» **Exercise aim**
Repeat, line for line, the entries printed below.

» **Extracted records**
• • •

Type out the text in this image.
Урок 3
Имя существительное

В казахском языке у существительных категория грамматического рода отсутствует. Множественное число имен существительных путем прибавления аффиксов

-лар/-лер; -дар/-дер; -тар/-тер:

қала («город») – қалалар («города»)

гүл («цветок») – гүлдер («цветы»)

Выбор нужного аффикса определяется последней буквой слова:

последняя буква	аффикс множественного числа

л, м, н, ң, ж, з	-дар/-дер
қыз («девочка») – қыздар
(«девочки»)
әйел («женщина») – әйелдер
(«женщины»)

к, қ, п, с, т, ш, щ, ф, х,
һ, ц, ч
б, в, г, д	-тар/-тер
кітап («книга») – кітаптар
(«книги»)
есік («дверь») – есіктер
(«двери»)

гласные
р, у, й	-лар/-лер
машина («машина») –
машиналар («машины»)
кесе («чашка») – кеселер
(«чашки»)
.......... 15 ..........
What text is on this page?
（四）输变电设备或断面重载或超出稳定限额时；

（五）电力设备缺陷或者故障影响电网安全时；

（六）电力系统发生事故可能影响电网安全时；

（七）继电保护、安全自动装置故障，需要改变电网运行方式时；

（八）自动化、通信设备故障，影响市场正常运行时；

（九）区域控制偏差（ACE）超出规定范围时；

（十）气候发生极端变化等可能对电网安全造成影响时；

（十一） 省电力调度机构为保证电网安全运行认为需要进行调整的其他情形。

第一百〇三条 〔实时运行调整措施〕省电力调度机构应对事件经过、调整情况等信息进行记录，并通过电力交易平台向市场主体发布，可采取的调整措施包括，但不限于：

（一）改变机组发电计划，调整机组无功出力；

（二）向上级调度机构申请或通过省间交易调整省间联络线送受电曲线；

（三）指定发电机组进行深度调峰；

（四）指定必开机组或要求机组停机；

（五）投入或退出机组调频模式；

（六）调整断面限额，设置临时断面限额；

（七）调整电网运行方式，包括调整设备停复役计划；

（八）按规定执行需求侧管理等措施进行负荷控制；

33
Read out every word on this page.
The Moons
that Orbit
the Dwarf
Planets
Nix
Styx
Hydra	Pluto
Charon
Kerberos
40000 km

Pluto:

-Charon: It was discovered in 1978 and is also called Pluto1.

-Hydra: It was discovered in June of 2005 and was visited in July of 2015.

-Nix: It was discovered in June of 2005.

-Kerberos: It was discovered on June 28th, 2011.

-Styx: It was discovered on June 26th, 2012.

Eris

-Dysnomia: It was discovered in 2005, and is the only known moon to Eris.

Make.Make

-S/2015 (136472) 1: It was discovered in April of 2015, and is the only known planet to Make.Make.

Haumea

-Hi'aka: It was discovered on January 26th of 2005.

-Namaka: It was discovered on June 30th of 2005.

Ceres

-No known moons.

• • •

» **Answer for the task**
Type out the text in this image.
Урок 3
Имя существительное

В казахском языке у существительных категория грамматического рода отсутствует. Множественное число имен существительных путем прибавления аффиксов

-лар/-лер; -дар/-дер; -тар/-тер:

қала («город») – қалалар («города»)

гүл («цветок») – гүлдер («цветы»)

Выбор нужного аффикса определяется последней буквой слова:

последняя буква	аффикс множественного числа

л, м, н, ң, ж, з	-дар/-дер
қыз («девочка») – қыздар
(«девочки»)
әйел («женщина») – әйелдер
(«женщины»)

к, қ, п, с, т, ш, щ, ф, х,
һ, ц, ч
б, в, г, д	-тар/-тер
кітап («книга») – кітаптар
(«книги»)
есік («дверь») – есіктер
(«двери»)

гласные
р, у, й	-лар/-лер
машина («машина») –
машиналар («машины»)
кесе («чашка») – кеселер
(«чашки»)
.......... 15 ..........
What text is on this page?
（四）输变电设备或断面重载或超出稳定限额时；

（五）电力设备缺陷或者故障影响电网安全时；

（六）电力系统发生事故可能影响电网安全时；

（七）继电保护、安全自动装置故障，需要改变电网运行方式时；

（八）自动化、通信设备故障，影响市场正常运行时；

（九）区域控制偏差（ACE）超出规定范围时；

（十）气候发生极端变化等可能对电网安全造成影响时；

（十一） 省电力调度机构为保证电网安全运行认为需要进行调整的其他情形。

第一百〇三条 〔实时运行调整措施〕省电力调度机构应对事件经过、调整情况等信息进行记录，并通过电力交易平台向市场主体发布，可采取的调整措施包括，但不限于：

（一）改变机组发电计划，调整机组无功出力；

（二）向上级调度机构申请或通过省间交易调整省间联络线送受电曲线；

（三）指定发电机组进行深度调峰；

（四）指定必开机组或要求机组停机；

（五）投入或退出机组调频模式；

（六）调整断面限额，设置临时断面限额；

（七）调整电网运行方式，包括调整设备停复役计划；

（八）按规定执行需求侧管理等措施进行负荷控制；

33
Read out every word on this page.
The Moons
that Orbit
the Dwarf
Planets
Nix
Styx
Hydra	Pluto
Charon
Kerberos
40000 km

Pluto:

-Charon: It was discovered in 1978 and is also called Pluto1.

-Hydra: It was discovered in June of 2005 and was visited in July of 2015.

-Nix: It was discovered in June of 2005.

-Kerberos: It was discovered on June 28th, 2011.

-Styx: It was discovered on June 26th, 2012.

Eris

-Dysnomia: It was discovered in 2005, and is the only known moon to Eris.

Make.Make

-S/2015 (136472) 1: It was discovered in April of 2015, and is the only known planet to Make.Make.

Haumea

-Hi'aka: It was discovered on January 26th of 2005.

-Namaka: It was discovered on June 30th of 2005.

Ceres

-No known moons.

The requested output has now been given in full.